### The exercise
Your task is to copy each line that has the word "YTimetcpping".

### Supplied material
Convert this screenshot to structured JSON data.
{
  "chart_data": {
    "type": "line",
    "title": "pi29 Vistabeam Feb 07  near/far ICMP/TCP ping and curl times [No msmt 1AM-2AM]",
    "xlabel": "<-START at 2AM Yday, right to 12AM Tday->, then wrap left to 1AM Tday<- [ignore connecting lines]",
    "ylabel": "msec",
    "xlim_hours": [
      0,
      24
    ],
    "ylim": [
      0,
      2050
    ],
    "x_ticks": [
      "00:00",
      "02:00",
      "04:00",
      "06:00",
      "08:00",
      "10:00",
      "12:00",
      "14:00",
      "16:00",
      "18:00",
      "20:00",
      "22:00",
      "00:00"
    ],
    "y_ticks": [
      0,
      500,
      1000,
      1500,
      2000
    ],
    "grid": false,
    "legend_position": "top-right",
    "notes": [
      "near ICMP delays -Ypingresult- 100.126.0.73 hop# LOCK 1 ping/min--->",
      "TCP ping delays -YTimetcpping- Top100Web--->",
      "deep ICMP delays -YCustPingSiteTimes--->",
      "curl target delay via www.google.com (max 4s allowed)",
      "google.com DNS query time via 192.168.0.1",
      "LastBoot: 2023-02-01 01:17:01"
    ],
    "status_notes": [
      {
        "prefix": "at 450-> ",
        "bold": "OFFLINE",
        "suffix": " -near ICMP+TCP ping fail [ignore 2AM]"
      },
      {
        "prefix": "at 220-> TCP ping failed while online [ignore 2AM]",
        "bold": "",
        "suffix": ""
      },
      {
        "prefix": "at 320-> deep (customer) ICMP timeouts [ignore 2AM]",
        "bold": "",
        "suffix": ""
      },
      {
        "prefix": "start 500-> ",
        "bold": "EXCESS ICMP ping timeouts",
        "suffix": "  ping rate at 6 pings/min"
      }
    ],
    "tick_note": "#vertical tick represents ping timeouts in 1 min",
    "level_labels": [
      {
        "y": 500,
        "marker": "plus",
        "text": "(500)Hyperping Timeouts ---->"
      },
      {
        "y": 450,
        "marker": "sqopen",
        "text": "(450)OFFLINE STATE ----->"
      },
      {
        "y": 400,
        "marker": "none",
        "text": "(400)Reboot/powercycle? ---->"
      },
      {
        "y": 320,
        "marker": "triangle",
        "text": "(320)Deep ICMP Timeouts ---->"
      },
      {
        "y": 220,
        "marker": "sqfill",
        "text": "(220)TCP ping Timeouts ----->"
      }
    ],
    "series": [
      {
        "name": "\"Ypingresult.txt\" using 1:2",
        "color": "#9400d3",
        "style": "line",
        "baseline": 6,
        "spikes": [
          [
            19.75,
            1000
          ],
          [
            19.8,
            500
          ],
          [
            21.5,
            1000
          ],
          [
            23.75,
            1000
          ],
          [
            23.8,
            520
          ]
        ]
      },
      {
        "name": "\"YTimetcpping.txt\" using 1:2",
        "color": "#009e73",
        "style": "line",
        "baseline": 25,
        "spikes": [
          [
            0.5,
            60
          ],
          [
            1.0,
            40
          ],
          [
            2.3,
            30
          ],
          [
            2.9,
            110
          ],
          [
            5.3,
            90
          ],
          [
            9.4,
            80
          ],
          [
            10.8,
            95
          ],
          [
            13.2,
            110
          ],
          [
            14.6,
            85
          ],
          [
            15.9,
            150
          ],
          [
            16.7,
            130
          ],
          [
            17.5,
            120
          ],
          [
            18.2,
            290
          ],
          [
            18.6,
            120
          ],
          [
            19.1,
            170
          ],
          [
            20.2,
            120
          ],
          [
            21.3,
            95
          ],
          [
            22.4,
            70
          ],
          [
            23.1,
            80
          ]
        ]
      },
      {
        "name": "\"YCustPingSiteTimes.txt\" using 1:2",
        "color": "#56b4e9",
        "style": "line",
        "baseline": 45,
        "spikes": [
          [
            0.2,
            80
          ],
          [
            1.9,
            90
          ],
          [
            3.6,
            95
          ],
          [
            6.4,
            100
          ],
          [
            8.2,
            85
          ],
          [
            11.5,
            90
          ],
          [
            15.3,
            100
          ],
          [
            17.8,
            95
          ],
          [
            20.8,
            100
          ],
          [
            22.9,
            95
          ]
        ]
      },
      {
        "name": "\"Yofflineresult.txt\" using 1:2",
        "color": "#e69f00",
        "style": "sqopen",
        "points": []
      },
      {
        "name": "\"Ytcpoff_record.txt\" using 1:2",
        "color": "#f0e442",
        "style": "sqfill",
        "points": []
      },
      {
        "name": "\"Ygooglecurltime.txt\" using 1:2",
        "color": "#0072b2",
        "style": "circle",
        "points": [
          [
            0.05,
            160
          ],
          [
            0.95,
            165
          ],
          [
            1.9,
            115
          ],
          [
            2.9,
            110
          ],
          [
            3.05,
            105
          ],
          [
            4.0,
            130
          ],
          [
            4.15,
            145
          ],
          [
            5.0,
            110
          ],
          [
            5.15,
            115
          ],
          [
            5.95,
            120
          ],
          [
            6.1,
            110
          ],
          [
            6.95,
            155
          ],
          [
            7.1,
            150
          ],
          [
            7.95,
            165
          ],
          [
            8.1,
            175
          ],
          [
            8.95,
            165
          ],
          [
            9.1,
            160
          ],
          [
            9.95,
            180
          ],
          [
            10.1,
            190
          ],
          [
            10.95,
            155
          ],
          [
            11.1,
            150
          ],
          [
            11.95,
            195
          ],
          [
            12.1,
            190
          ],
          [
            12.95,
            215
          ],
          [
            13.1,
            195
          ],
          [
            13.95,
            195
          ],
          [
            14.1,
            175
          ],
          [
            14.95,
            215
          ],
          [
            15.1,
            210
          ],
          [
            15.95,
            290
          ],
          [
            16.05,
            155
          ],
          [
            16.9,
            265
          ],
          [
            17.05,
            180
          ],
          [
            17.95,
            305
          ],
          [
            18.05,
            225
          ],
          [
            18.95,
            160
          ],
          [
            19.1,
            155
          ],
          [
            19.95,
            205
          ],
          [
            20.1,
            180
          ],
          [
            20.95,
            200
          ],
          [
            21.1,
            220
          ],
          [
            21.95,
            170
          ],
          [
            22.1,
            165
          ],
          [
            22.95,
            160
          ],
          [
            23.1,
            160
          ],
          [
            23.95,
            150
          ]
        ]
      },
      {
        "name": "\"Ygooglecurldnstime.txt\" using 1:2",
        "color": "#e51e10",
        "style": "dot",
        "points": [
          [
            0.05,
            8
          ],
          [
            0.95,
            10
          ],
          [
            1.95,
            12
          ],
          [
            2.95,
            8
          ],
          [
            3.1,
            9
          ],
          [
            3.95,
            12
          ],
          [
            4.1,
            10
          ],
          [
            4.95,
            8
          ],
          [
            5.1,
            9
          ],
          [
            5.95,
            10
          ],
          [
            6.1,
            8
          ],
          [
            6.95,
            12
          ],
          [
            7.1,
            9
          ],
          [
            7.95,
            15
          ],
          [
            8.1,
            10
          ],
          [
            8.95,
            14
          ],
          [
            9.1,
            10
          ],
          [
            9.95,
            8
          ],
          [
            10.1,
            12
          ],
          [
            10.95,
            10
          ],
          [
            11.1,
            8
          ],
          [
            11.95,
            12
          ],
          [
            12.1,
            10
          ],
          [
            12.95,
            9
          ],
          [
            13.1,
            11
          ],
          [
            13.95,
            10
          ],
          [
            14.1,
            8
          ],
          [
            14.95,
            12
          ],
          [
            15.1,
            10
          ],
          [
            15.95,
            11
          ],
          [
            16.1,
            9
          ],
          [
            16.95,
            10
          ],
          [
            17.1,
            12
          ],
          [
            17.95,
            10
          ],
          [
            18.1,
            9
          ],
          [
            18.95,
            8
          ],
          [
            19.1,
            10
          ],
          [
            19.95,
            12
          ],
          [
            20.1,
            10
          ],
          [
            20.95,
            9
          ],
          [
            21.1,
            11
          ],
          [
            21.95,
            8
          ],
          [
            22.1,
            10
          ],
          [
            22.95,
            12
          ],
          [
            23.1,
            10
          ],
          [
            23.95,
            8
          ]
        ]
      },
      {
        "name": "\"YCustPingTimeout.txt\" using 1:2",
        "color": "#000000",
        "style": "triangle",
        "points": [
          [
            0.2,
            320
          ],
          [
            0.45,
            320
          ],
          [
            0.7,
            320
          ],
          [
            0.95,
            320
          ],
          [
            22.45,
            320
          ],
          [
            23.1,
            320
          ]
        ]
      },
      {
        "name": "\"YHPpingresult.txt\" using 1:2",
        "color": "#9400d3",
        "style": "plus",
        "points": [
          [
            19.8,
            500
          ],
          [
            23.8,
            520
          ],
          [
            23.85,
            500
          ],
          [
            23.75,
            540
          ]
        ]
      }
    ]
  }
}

### Complete response
      "TCP ping delays -YTimetcpping- Top100Web--->",
        "name": "\"YTimetcpping.txt\" using 1:2",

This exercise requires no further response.